-- Begin Available data --

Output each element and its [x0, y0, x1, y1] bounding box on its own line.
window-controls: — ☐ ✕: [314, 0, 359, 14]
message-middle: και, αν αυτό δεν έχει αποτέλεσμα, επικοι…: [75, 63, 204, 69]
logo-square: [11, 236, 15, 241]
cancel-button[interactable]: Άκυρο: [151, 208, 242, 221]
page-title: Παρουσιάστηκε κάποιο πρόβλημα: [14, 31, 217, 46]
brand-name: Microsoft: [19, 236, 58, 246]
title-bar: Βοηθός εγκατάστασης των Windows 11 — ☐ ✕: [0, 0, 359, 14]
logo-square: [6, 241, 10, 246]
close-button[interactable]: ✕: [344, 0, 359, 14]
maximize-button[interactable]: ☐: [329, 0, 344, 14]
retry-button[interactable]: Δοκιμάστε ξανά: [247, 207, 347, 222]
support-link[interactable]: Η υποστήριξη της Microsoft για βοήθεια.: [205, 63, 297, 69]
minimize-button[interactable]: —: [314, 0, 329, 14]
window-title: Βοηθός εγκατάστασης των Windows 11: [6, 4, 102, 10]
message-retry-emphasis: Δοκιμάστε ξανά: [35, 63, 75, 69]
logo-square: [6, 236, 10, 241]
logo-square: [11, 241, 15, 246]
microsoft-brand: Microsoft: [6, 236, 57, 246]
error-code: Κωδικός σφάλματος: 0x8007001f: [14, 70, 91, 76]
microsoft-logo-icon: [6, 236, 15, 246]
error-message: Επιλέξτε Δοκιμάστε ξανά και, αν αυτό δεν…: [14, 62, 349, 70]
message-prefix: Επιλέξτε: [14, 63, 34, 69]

-- End Available data --

== Exercise description ==
Return every line of the items above unchanged.

== Output for this exercise ==
Output each element and its [x0, y0, x1, y1] bounding box on its own line.
window-controls: — ☐ ✕: [314, 0, 359, 14]
message-middle: και, αν αυτό δεν έχει αποτέλεσμα, επικοι…: [75, 63, 204, 69]
logo-square: [11, 236, 15, 241]
cancel-button[interactable]: Άκυρο: [151, 208, 242, 221]
page-title: Παρουσιάστηκε κάποιο πρόβλημα: [14, 31, 217, 46]
brand-name: Microsoft: [19, 236, 58, 246]
title-bar: Βοηθός εγκατάστασης των Windows 11 — ☐ ✕: [0, 0, 359, 14]
logo-square: [6, 241, 10, 246]
close-button[interactable]: ✕: [344, 0, 359, 14]
maximize-button[interactable]: ☐: [329, 0, 344, 14]
retry-button[interactable]: Δοκιμάστε ξανά: [247, 207, 347, 222]
support-link[interactable]: Η υποστήριξη της Microsoft για βοήθεια.: [205, 63, 297, 69]
minimize-button[interactable]: —: [314, 0, 329, 14]
window-title: Βοηθός εγκατάστασης των Windows 11: [6, 4, 102, 10]
message-retry-emphasis: Δοκιμάστε ξανά: [35, 63, 75, 69]
logo-square: [6, 236, 10, 241]
logo-square: [11, 241, 15, 246]
microsoft-brand: Microsoft: [6, 236, 57, 246]
error-code: Κωδικός σφάλματος: 0x8007001f: [14, 70, 91, 76]
microsoft-logo-icon: [6, 236, 15, 246]
error-message: Επιλέξτε Δοκιμάστε ξανά και, αν αυτό δεν…: [14, 62, 349, 70]
message-prefix: Επιλέξτε: [14, 63, 34, 69]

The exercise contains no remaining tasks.